◆ REQUIRED TASK: Pictures do not belong in the copy; quote every entry below exactly.

-- START --

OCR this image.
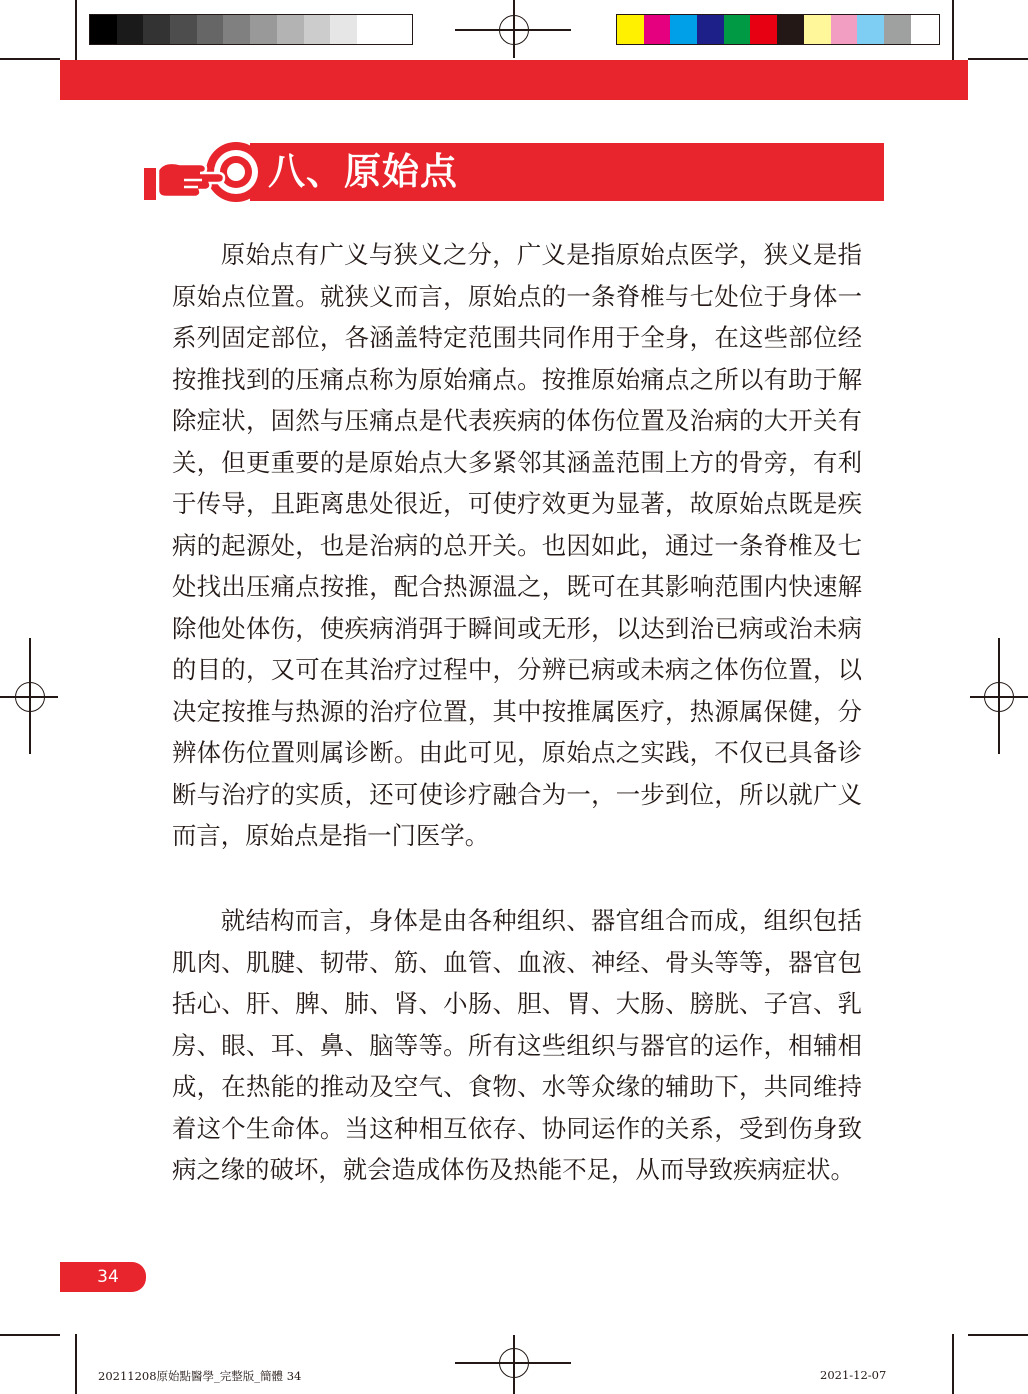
八、原始点

原始点有广义与狭义之分，广义是指原始点医学，狭义是指原始点位置。就狭义而言，原始点的一条脊椎与七处位于身体一系列固定部位，各涵盖特定范围共同作用于全身，在这些部位经按推找到的压痛点称为原始痛点。按推原始痛点之所以有助于解除症状，固然与压痛点是代表疾病的体伤位置及治病的大开关有关，但更重要的是原始点大多紧邻其涵盖范围上方的骨旁，有利于传导，且距离患处很近，可使疗效更为显著，故原始点既是疾病的起源处，也是治病的总开关。也因如此，通过一条脊椎及七处找出压痛点按推，配合热源温之，既可在其影响范围内快速解除他处体伤，使疾病消弭于瞬间或无形，以达到治已病或治未病的目的，又可在其治疗过程中，分辨已病或未病之体伤位置，以决定按推与热源的治疗位置，其中按推属医疗，热源属保健，分辨体伤位置则属诊断。由此可见，原始点之实践，不仅已具备诊断与治疗的实质，还可使诊疗融合为一，一步到位，所以就广义而言，原始点是指一门医学。

就结构而言，身体是由各种组织、器官组合而成，组织包括肌肉、肌腱、韧带、筋、血管、血液、神经、骨头等等，器官包括心、肝、脾、肺、肾、小肠、胆、胃、大肠、膀胱、子宫、乳房、眼、耳、鼻、脑等等。所有这些组织与器官的运作，相辅相成，在热能的推动及空气、食物、水等众缘的辅助下，共同维持着这个生命体。当这种相互依存、协同运作的关系，受到伤身致病之缘的破坏，就会造成体伤及热能不足，从而导致疾病症状。

34
20211208原始點醫學_完整版_簡體 34	2021-12-07
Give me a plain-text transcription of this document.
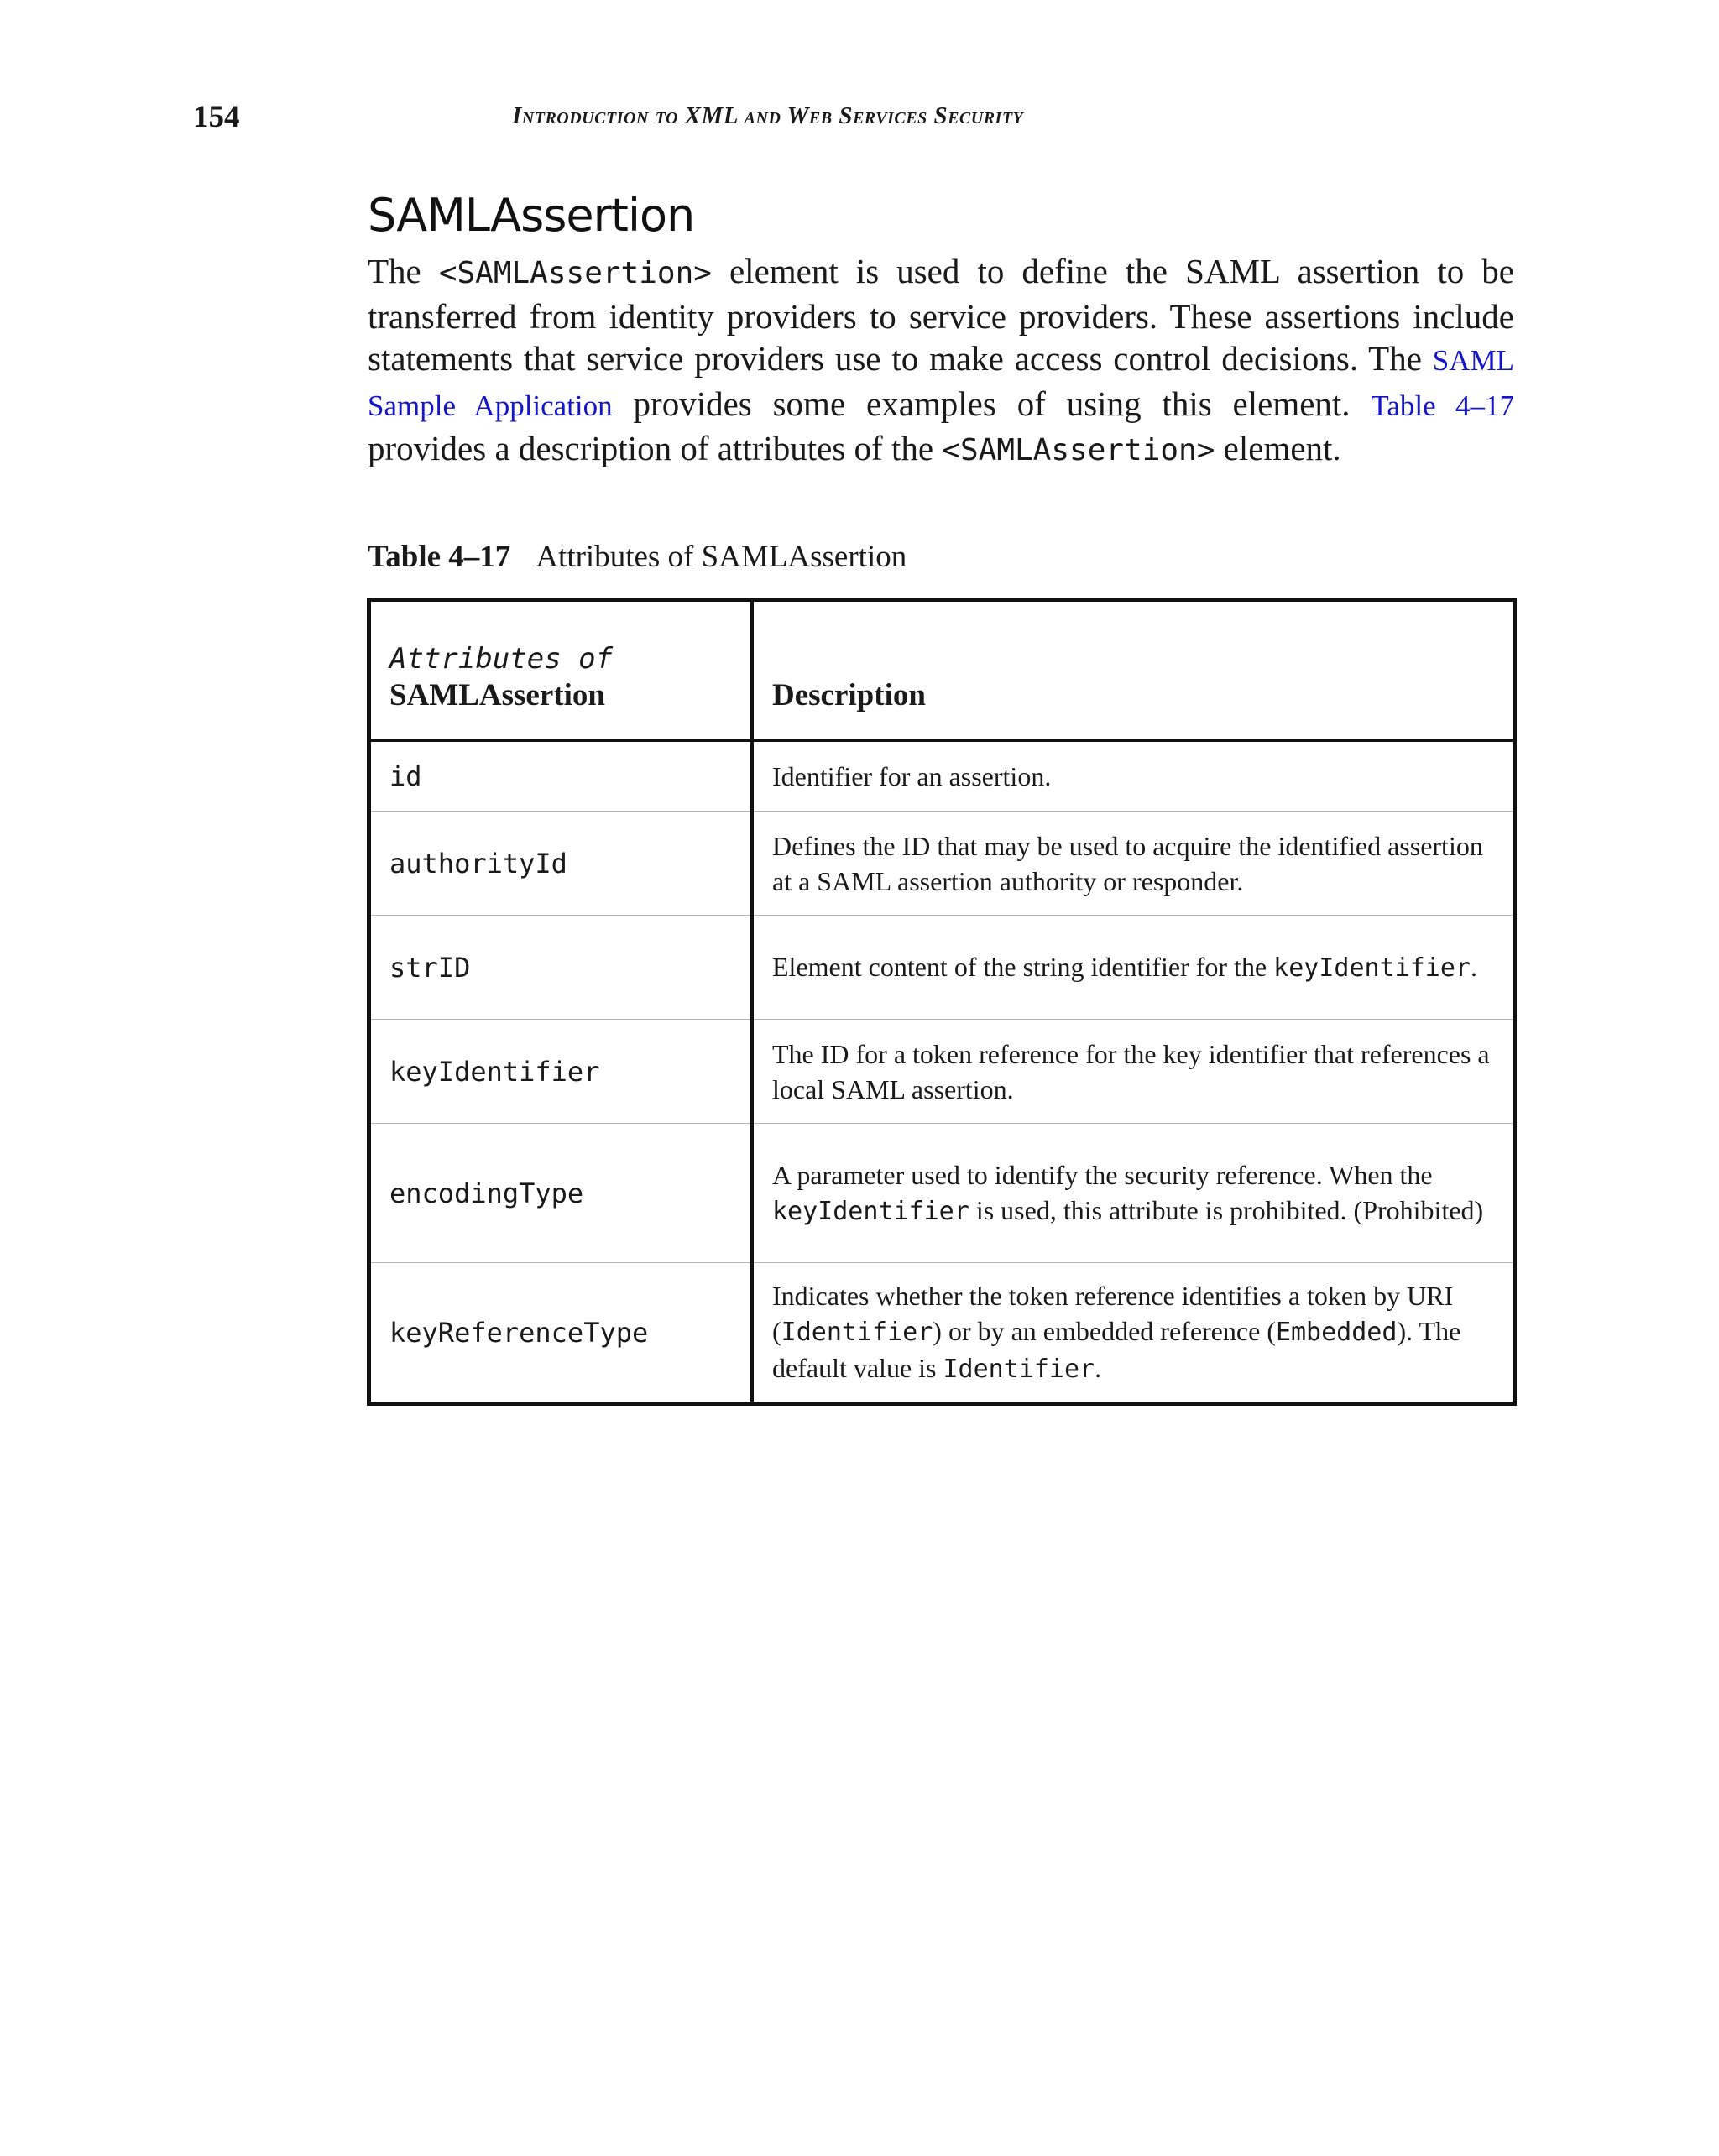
154	Introduction to XML and Web Services Security
SAMLAssertion

The <SAMLAssertion> element is used to define the SAML assertion to be transferred from identity providers to service providers. These assertions include statements that service providers use to make access control decisions. The SAML Sample Application provides some examples of using this element. Table 4–17 provides a description of attributes of the <SAMLAssertion> element.

Table 4–17 Attributes of SAMLAssertion
Attributes of
SAMLAssertion	Description
id	Identifier for an assertion.
authorityId	Defines the ID that may be used to acquire the identified assertion at a SAML assertion authority or responder.
strID	Element content of the string identifier for the keyIdentifier.
keyIdentifier	The ID for a token reference for the key identifier that references a local SAML assertion.
encodingType	A parameter used to identify the security reference. When the keyIdentifier is used, this attribute is prohibited. (Prohibited)
keyReferenceType	Indicates whether the token reference identifies a token by URI (Identifier) or by an embedded reference (Embedded). The default value is Identifier.
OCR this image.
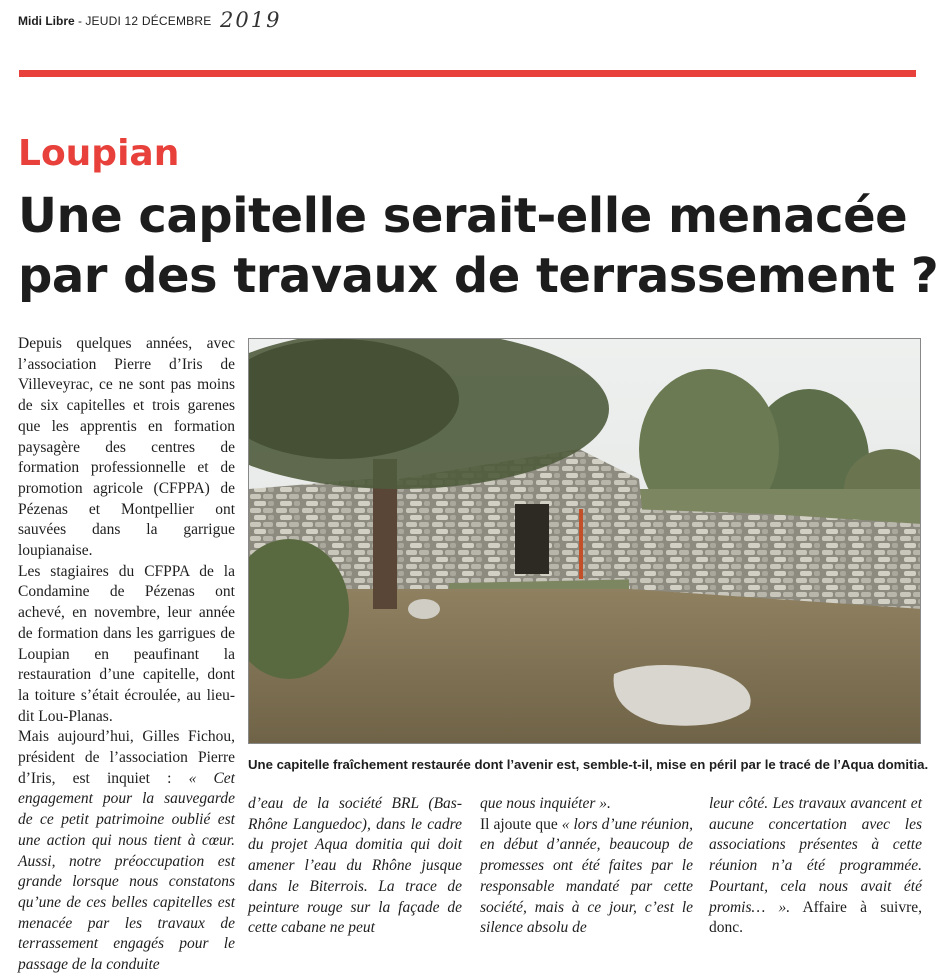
Midi Libre - JEUDI 12 DÉCEMBRE 2019
Loupian
Une capitelle serait-elle menacée
par des travaux de terrassement ?

Depuis quelques années, avec l’association Pierre d’Iris de Villeveyrac, ce ne sont pas moins de six capitelles et trois garenes que les apprentis en formation paysagère des centres de formation professionnelle et de promotion agricole (CFPPA) de Pézenas et Montpellier ont sauvées dans la garrigue loupianaise.

Les stagiaires du CFPPA de la Condamine de Pézenas ont achevé, en novembre, leur année de formation dans les garrigues de Loupian en peaufinant la restauration d’une capitelle, dont la toiture s’était écroulée, au lieu-dit Lou-Planas.

Mais aujourd’hui, Gilles Fichou, président de l’association Pierre d’Iris, est inquiet : « Cet engagement pour la sauvegarde de ce petit patrimoine oublié est une action qui nous tient à cœur. Aussi, notre préoccupation est grande lorsque nous constatons qu’une de ces belles capitelles est menacée par les travaux de terrassement engagés pour le passage de la conduite

Une capitelle fraîchement restaurée dont l’avenir est, semble-t-il, mise en péril par le tracé de l’Aqua domitia.

d’eau de la société BRL (Bas-Rhône Languedoc), dans le cadre du projet Aqua domitia qui doit amener l’eau du Rhône jusque dans le Biterrois. La trace de peinture rouge sur la façade de cette cabane ne peut

que nous inquiéter ».

Il ajoute que « lors d’une réunion, en début d’année, beaucoup de promesses ont été faites par le responsable mandaté par cette société, mais à ce jour, c’est le silence absolu de

leur côté. Les travaux avancent et aucune concertation avec les associations présentes à cette réunion n’a été programmée. Pourtant, cela nous avait été promis… ». Affaire à suivre, donc.
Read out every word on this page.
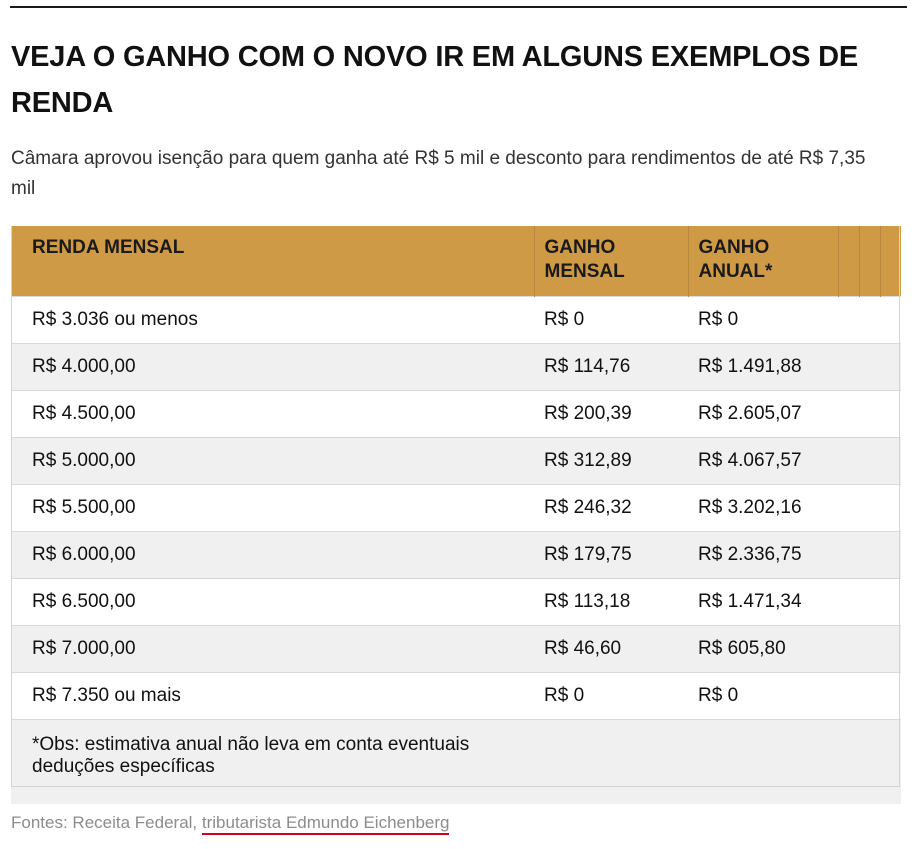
VEJA O GANHO COM O NOVO IR EM ALGUNS EXEMPLOS DE RENDA

Câmara aprovou isenção para quem ganha até R$ 5 mil e desconto para rendimentos de até R$ 7,35 mil

RENDA MENSAL	GANHO MENSAL	GANHO ANUAL*			
R$ 3.036 ou menos	R$ 0	R$ 0			
R$ 4.000,00	R$ 114,76	R$ 1.491,88			
R$ 4.500,00	R$ 200,39	R$ 2.605,07			
R$ 5.000,00	R$ 312,89	R$ 4.067,57			
R$ 5.500,00	R$ 246,32	R$ 3.202,16			
R$ 6.000,00	R$ 179,75	R$ 2.336,75			
R$ 6.500,00	R$ 113,18	R$ 1.471,34			
R$ 7.000,00	R$ 46,60	R$ 605,80			
R$ 7.350 ou mais	R$ 0	R$ 0			
*Obs: estimativa anual não leva em conta eventuais deduções específicas					
Fontes: Receita Federal, tributarista Edmundo Eichenberg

-- END --

◆ EXERCISE RESPONSE:
OCR this image.
八、原始点

原始点有广义与狭义之分，广义是指原始点医学，狭义是指原始点位置。就狭义而言，原始点的一条脊椎与七处位于身体一系列固定部位，各涵盖特定范围共同作用于全身，在这些部位经按推找到的压痛点称为原始痛点。按推原始痛点之所以有助于解除症状，固然与压痛点是代表疾病的体伤位置及治病的大开关有关，但更重要的是原始点大多紧邻其涵盖范围上方的骨旁，有利于传导，且距离患处很近，可使疗效更为显著，故原始点既是疾病的起源处，也是治病的总开关。也因如此，通过一条脊椎及七处找出压痛点按推，配合热源温之，既可在其影响范围内快速解除他处体伤，使疾病消弭于瞬间或无形，以达到治已病或治未病的目的，又可在其治疗过程中，分辨已病或未病之体伤位置，以决定按推与热源的治疗位置，其中按推属医疗，热源属保健，分辨体伤位置则属诊断。由此可见，原始点之实践，不仅已具备诊断与治疗的实质，还可使诊疗融合为一，一步到位，所以就广义而言，原始点是指一门医学。

就结构而言，身体是由各种组织、器官组合而成，组织包括肌肉、肌腱、韧带、筋、血管、血液、神经、骨头等等，器官包括心、肝、脾、肺、肾、小肠、胆、胃、大肠、膀胱、子宫、乳房、眼、耳、鼻、脑等等。所有这些组织与器官的运作，相辅相成，在热能的推动及空气、食物、水等众缘的辅助下，共同维持着这个生命体。当这种相互依存、协同运作的关系，受到伤身致病之缘的破坏，就会造成体伤及热能不足，从而导致疾病症状。

34
20211208原始點醫學_完整版_簡體 34	2021-12-07
Give me a plain-text transcription of this document.
154	Introduction to XML and Web Services Security
SAMLAssertion

The <SAMLAssertion> element is used to define the SAML assertion to be transferred from identity providers to service providers. These assertions include statements that service providers use to make access control decisions. The SAML Sample Application provides some examples of using this element. Table 4–17 provides a description of attributes of the <SAMLAssertion> element.

Table 4–17 Attributes of SAMLAssertion
Attributes of
SAMLAssertion	Description
id	Identifier for an assertion.
authorityId	Defines the ID that may be used to acquire the identified assertion at a SAML assertion authority or responder.
strID	Element content of the string identifier for the keyIdentifier.
keyIdentifier	The ID for a token reference for the key identifier that references a local SAML assertion.
encodingType	A parameter used to identify the security reference. When the keyIdentifier is used, this attribute is prohibited. (Prohibited)
keyReferenceType	Indicates whether the token reference identifies a token by URI (Identifier) or by an embedded reference (Embedded). The default value is Identifier.
OCR this image.
Midi Libre - JEUDI 12 DÉCEMBRE 2019
Loupian
Une capitelle serait-elle menacée
par des travaux de terrassement ?

Depuis quelques années, avec l’association Pierre d’Iris de Villeveyrac, ce ne sont pas moins de six capitelles et trois garenes que les apprentis en formation paysagère des centres de formation professionnelle et de promotion agricole (CFPPA) de Pézenas et Montpellier ont sauvées dans la garrigue loupianaise.

Les stagiaires du CFPPA de la Condamine de Pézenas ont achevé, en novembre, leur année de formation dans les garrigues de Loupian en peaufinant la restauration d’une capitelle, dont la toiture s’était écroulée, au lieu-dit Lou-Planas.

Mais aujourd’hui, Gilles Fichou, président de l’association Pierre d’Iris, est inquiet : « Cet engagement pour la sauvegarde de ce petit patrimoine oublié est une action qui nous tient à cœur. Aussi, notre préoccupation est grande lorsque nous constatons qu’une de ces belles capitelles est menacée par les travaux de terrassement engagés pour le passage de la conduite

Une capitelle fraîchement restaurée dont l’avenir est, semble-t-il, mise en péril par le tracé de l’Aqua domitia.

d’eau de la société BRL (Bas-Rhône Languedoc), dans le cadre du projet Aqua domitia qui doit amener l’eau du Rhône jusque dans le Biterrois. La trace de peinture rouge sur la façade de cette cabane ne peut

que nous inquiéter ».

Il ajoute que « lors d’une réunion, en début d’année, beaucoup de promesses ont été faites par le responsable mandaté par cette société, mais à ce jour, c’est le silence absolu de

leur côté. Les travaux avancent et aucune concertation avec les associations présentes à cette réunion n’a été programmée. Pourtant, cela nous avait été promis… ». Affaire à suivre, donc.
Read out every word on this page.
VEJA O GANHO COM O NOVO IR EM ALGUNS EXEMPLOS DE RENDA

Câmara aprovou isenção para quem ganha até R$ 5 mil e desconto para rendimentos de até R$ 7,35 mil

RENDA MENSAL	GANHO MENSAL	GANHO ANUAL*			
R$ 3.036 ou menos	R$ 0	R$ 0			
R$ 4.000,00	R$ 114,76	R$ 1.491,88			
R$ 4.500,00	R$ 200,39	R$ 2.605,07			
R$ 5.000,00	R$ 312,89	R$ 4.067,57			
R$ 5.500,00	R$ 246,32	R$ 3.202,16			
R$ 6.000,00	R$ 179,75	R$ 2.336,75			
R$ 6.500,00	R$ 113,18	R$ 1.471,34			
R$ 7.000,00	R$ 46,60	R$ 605,80			
R$ 7.350 ou mais	R$ 0	R$ 0			
*Obs: estimativa anual não leva em conta eventuais deduções específicas					
Fontes: Receita Federal, tributarista Edmundo Eichenberg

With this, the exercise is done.